***** Entries provided

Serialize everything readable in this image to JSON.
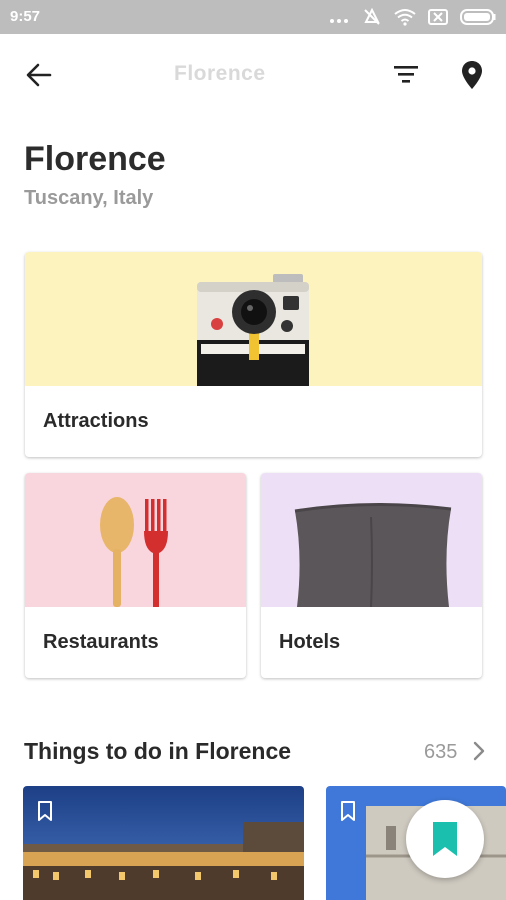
{
  "status_bar": {
    "time": "9:57"
  },
  "app_bar": {
    "title": "Florence"
  },
  "header": {
    "city": "Florence",
    "region": "Tuscany, Italy"
  },
  "categories": [
    {
      "label": "Attractions"
    },
    {
      "label": "Restaurants"
    },
    {
      "label": "Hotels"
    }
  ],
  "things_to_do": {
    "title": "Things to do in Florence",
    "count": "635"
  },
  "colors": {
    "attractions_bg": "#fdf3bf",
    "restaurants_bg": "#f9d5de",
    "hotels_bg": "#ecdff6",
    "bookmark_accent": "#1bbfae"
  },
  "icons": {
    "back": "arrow-left-icon",
    "filter": "filter-icon",
    "map": "map-pin-icon",
    "chevron": "chevron-right-icon",
    "bookmark": "bookmark-icon"
  }
}
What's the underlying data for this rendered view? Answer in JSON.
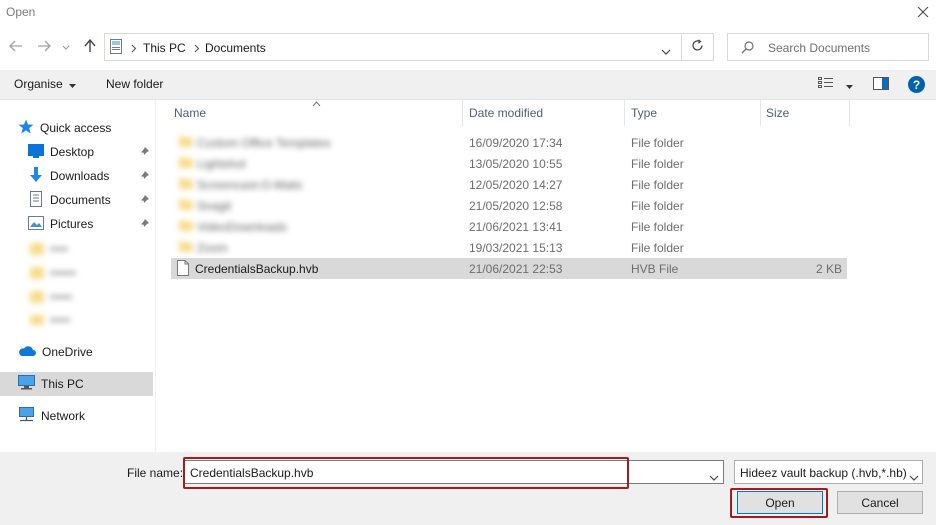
{
  "window": {
    "title": "Open"
  },
  "breadcrumb": {
    "items": [
      "This PC",
      "Documents"
    ]
  },
  "search": {
    "placeholder": "Search Documents"
  },
  "toolbar": {
    "organise_label": "Organise",
    "new_folder_label": "New folder"
  },
  "sidebar": {
    "items": [
      {
        "label": "Quick access",
        "icon": "star-icon"
      },
      {
        "label": "Desktop",
        "icon": "desktop-icon",
        "pinned": true
      },
      {
        "label": "Downloads",
        "icon": "download-icon",
        "pinned": true
      },
      {
        "label": "Documents",
        "icon": "documents-icon",
        "pinned": true
      },
      {
        "label": "Pictures",
        "icon": "pictures-icon",
        "pinned": true
      },
      {
        "label": "OneDrive",
        "icon": "cloud-icon"
      },
      {
        "label": "This PC",
        "icon": "computer-icon",
        "selected": true
      },
      {
        "label": "Network",
        "icon": "network-icon"
      }
    ]
  },
  "columns": {
    "name": "Name",
    "date_modified": "Date modified",
    "type": "Type",
    "size": "Size"
  },
  "files": [
    {
      "name": "Custom Office Templates",
      "date": "16/09/2020 17:34",
      "type": "File folder",
      "size": "",
      "blurred": true
    },
    {
      "name": "Lightshot",
      "date": "13/05/2020 10:55",
      "type": "File folder",
      "size": "",
      "blurred": true
    },
    {
      "name": "Screencast-O-Matic",
      "date": "12/05/2020 14:27",
      "type": "File folder",
      "size": "",
      "blurred": true
    },
    {
      "name": "Snagit",
      "date": "21/05/2020 12:58",
      "type": "File folder",
      "size": "",
      "blurred": true
    },
    {
      "name": "VideoDownloads",
      "date": "21/06/2021 13:41",
      "type": "File folder",
      "size": "",
      "blurred": true
    },
    {
      "name": "Zoom",
      "date": "19/03/2021 15:13",
      "type": "File folder",
      "size": "",
      "blurred": true
    },
    {
      "name": "CredentialsBackup.hvb",
      "date": "21/06/2021 22:53",
      "type": "HVB File",
      "size": "2 KB",
      "selected": true
    }
  ],
  "bottom": {
    "file_name_label": "File name:",
    "file_name_value": "CredentialsBackup.hvb",
    "file_type_value": "Hideez vault backup (.hvb,*.hb)",
    "open_label": "Open",
    "cancel_label": "Cancel"
  },
  "colors": {
    "highlight": "#a61c1c",
    "selected_row": "#d9d9d9",
    "selected_nav": "#cce8ff",
    "accent_blue": "#0078d7"
  }
}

**********

■ Written request
Extract all lines containing the word "JSON".

■ Exercise response
Serialize everything readable in this image to JSON.
What's the underlying data for this rendered view? Answer in JSON.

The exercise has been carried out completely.